- Short task -
Take the material below and write it all out again exactly.

Data entries:
****************************************
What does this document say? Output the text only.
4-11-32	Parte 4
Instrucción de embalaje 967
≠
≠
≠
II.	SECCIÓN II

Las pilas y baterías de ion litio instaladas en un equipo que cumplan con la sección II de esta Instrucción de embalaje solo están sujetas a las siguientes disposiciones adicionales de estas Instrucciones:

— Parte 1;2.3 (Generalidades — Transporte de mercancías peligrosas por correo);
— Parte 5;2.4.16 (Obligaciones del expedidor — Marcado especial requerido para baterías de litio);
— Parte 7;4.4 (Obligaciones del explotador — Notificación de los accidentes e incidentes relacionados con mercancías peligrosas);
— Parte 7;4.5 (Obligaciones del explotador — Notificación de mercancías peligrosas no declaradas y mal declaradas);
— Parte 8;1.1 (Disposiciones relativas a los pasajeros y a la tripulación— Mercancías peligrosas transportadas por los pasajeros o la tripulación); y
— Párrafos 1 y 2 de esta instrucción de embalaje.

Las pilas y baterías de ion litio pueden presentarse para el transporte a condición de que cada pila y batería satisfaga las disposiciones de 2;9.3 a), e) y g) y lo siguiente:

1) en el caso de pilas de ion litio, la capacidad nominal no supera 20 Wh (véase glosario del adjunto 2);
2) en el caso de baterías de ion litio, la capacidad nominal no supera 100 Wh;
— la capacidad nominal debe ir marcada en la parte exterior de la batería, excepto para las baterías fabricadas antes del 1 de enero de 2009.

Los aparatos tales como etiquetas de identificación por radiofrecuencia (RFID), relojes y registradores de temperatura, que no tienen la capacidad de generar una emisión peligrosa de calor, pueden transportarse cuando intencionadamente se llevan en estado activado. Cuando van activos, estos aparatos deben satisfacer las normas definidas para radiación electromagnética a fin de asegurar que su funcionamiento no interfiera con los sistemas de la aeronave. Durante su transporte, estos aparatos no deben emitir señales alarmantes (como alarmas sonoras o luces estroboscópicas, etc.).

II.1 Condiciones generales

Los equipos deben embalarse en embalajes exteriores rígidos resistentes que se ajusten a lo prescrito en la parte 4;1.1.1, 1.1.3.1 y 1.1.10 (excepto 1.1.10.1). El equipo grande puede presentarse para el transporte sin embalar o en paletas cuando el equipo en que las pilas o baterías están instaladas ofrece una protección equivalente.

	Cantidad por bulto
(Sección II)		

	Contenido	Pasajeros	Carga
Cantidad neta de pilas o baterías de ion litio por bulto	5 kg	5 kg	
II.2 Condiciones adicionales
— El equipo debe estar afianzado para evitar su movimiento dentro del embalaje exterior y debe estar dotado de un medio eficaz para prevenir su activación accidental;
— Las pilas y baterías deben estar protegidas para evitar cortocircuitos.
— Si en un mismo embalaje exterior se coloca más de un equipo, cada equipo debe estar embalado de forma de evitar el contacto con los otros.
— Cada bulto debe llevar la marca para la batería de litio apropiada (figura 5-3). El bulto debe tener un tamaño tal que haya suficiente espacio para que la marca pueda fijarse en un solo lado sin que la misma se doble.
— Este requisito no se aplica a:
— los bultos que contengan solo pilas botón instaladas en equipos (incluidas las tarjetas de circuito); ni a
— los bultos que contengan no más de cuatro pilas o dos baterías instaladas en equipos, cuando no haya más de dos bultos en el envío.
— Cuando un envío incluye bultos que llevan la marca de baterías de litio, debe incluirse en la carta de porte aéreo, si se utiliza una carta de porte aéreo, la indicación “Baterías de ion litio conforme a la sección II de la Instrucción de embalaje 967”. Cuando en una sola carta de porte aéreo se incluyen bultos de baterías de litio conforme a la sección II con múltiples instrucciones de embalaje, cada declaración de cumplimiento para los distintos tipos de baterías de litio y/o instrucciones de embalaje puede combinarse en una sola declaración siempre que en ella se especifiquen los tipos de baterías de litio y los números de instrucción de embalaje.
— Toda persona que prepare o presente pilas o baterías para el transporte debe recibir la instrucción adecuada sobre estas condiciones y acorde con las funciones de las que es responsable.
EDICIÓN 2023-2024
****************************************
- Full answer -
What does this document say? Output the text only.
4-11-32	Parte 4
Instrucción de embalaje 967
≠
≠
≠
II.	SECCIÓN II

Las pilas y baterías de ion litio instaladas en un equipo que cumplan con la sección II de esta Instrucción de embalaje solo están sujetas a las siguientes disposiciones adicionales de estas Instrucciones:

— Parte 1;2.3 (Generalidades — Transporte de mercancías peligrosas por correo);
— Parte 5;2.4.16 (Obligaciones del expedidor — Marcado especial requerido para baterías de litio);
— Parte 7;4.4 (Obligaciones del explotador — Notificación de los accidentes e incidentes relacionados con mercancías peligrosas);
— Parte 7;4.5 (Obligaciones del explotador — Notificación de mercancías peligrosas no declaradas y mal declaradas);
— Parte 8;1.1 (Disposiciones relativas a los pasajeros y a la tripulación— Mercancías peligrosas transportadas por los pasajeros o la tripulación); y
— Párrafos 1 y 2 de esta instrucción de embalaje.

Las pilas y baterías de ion litio pueden presentarse para el transporte a condición de que cada pila y batería satisfaga las disposiciones de 2;9.3 a), e) y g) y lo siguiente:

1) en el caso de pilas de ion litio, la capacidad nominal no supera 20 Wh (véase glosario del adjunto 2);
2) en el caso de baterías de ion litio, la capacidad nominal no supera 100 Wh;
— la capacidad nominal debe ir marcada en la parte exterior de la batería, excepto para las baterías fabricadas antes del 1 de enero de 2009.

Los aparatos tales como etiquetas de identificación por radiofrecuencia (RFID), relojes y registradores de temperatura, que no tienen la capacidad de generar una emisión peligrosa de calor, pueden transportarse cuando intencionadamente se llevan en estado activado. Cuando van activos, estos aparatos deben satisfacer las normas definidas para radiación electromagnética a fin de asegurar que su funcionamiento no interfiera con los sistemas de la aeronave. Durante su transporte, estos aparatos no deben emitir señales alarmantes (como alarmas sonoras o luces estroboscópicas, etc.).

II.1 Condiciones generales

Los equipos deben embalarse en embalajes exteriores rígidos resistentes que se ajusten a lo prescrito en la parte 4;1.1.1, 1.1.3.1 y 1.1.10 (excepto 1.1.10.1). El equipo grande puede presentarse para el transporte sin embalar o en paletas cuando el equipo en que las pilas o baterías están instaladas ofrece una protección equivalente.

	Cantidad por bulto
(Sección II)		

	Contenido	Pasajeros	Carga
Cantidad neta de pilas o baterías de ion litio por bulto	5 kg	5 kg	
II.2 Condiciones adicionales
— El equipo debe estar afianzado para evitar su movimiento dentro del embalaje exterior y debe estar dotado de un medio eficaz para prevenir su activación accidental;
— Las pilas y baterías deben estar protegidas para evitar cortocircuitos.
— Si en un mismo embalaje exterior se coloca más de un equipo, cada equipo debe estar embalado de forma de evitar el contacto con los otros.
— Cada bulto debe llevar la marca para la batería de litio apropiada (figura 5-3). El bulto debe tener un tamaño tal que haya suficiente espacio para que la marca pueda fijarse en un solo lado sin que la misma se doble.
— Este requisito no se aplica a:
— los bultos que contengan solo pilas botón instaladas en equipos (incluidas las tarjetas de circuito); ni a
— los bultos que contengan no más de cuatro pilas o dos baterías instaladas en equipos, cuando no haya más de dos bultos en el envío.
— Cuando un envío incluye bultos que llevan la marca de baterías de litio, debe incluirse en la carta de porte aéreo, si se utiliza una carta de porte aéreo, la indicación “Baterías de ion litio conforme a la sección II de la Instrucción de embalaje 967”. Cuando en una sola carta de porte aéreo se incluyen bultos de baterías de litio conforme a la sección II con múltiples instrucciones de embalaje, cada declaración de cumplimiento para los distintos tipos de baterías de litio y/o instrucciones de embalaje puede combinarse en una sola declaración siempre que en ella se especifiquen los tipos de baterías de litio y los números de instrucción de embalaje.
— Toda persona que prepare o presente pilas o baterías para el transporte debe recibir la instrucción adecuada sobre estas condiciones y acorde con las funciones de las que es responsable.
EDICIÓN 2023-2024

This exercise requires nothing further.